• [WORK TO BE COMPLETED]: The entries below are to be repeated exactly as they stand.

★ ★ ★ ★ ★ ★ ★

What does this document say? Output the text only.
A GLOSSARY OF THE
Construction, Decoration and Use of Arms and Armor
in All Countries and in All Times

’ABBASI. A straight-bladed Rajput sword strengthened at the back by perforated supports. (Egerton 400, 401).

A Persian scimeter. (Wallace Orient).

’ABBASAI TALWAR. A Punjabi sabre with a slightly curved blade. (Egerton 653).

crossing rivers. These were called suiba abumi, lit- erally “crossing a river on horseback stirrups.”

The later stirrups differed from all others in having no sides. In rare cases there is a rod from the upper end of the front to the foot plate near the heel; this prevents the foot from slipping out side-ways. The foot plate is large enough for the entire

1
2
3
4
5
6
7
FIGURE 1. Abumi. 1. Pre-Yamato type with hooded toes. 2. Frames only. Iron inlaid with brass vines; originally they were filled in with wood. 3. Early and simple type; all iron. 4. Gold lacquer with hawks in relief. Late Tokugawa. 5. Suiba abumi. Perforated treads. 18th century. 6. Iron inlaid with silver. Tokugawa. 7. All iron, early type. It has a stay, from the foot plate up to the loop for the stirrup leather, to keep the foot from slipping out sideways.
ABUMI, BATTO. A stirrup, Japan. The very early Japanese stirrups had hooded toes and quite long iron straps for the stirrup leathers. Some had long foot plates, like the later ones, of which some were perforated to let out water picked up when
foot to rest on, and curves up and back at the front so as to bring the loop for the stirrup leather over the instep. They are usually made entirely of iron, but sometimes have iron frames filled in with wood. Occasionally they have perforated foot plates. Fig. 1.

★ ★ ★ ★ ★ ★ ★

• [EXERCISE ANSWER]:
What does this document say? Output the text only.
A GLOSSARY OF THE
Construction, Decoration and Use of Arms and Armor
in All Countries and in All Times

’ABBASI. A straight-bladed Rajput sword strengthened at the back by perforated supports. (Egerton 400, 401).

A Persian scimeter. (Wallace Orient).

’ABBASAI TALWAR. A Punjabi sabre with a slightly curved blade. (Egerton 653).

crossing rivers. These were called suiba abumi, lit- erally “crossing a river on horseback stirrups.”

The later stirrups differed from all others in having no sides. In rare cases there is a rod from the upper end of the front to the foot plate near the heel; this prevents the foot from slipping out side-ways. The foot plate is large enough for the entire

1
2
3
4
5
6
7
FIGURE 1. Abumi. 1. Pre-Yamato type with hooded toes. 2. Frames only. Iron inlaid with brass vines; originally they were filled in with wood. 3. Early and simple type; all iron. 4. Gold lacquer with hawks in relief. Late Tokugawa. 5. Suiba abumi. Perforated treads. 18th century. 6. Iron inlaid with silver. Tokugawa. 7. All iron, early type. It has a stay, from the foot plate up to the loop for the stirrup leather, to keep the foot from slipping out sideways.
ABUMI, BATTO. A stirrup, Japan. The very early Japanese stirrups had hooded toes and quite long iron straps for the stirrup leathers. Some had long foot plates, like the later ones, of which some were perforated to let out water picked up when
foot to rest on, and curves up and back at the front so as to bring the loop for the stirrup leather over the instep. They are usually made entirely of iron, but sometimes have iron frames filled in with wood. Occasionally they have perforated foot plates. Fig. 1.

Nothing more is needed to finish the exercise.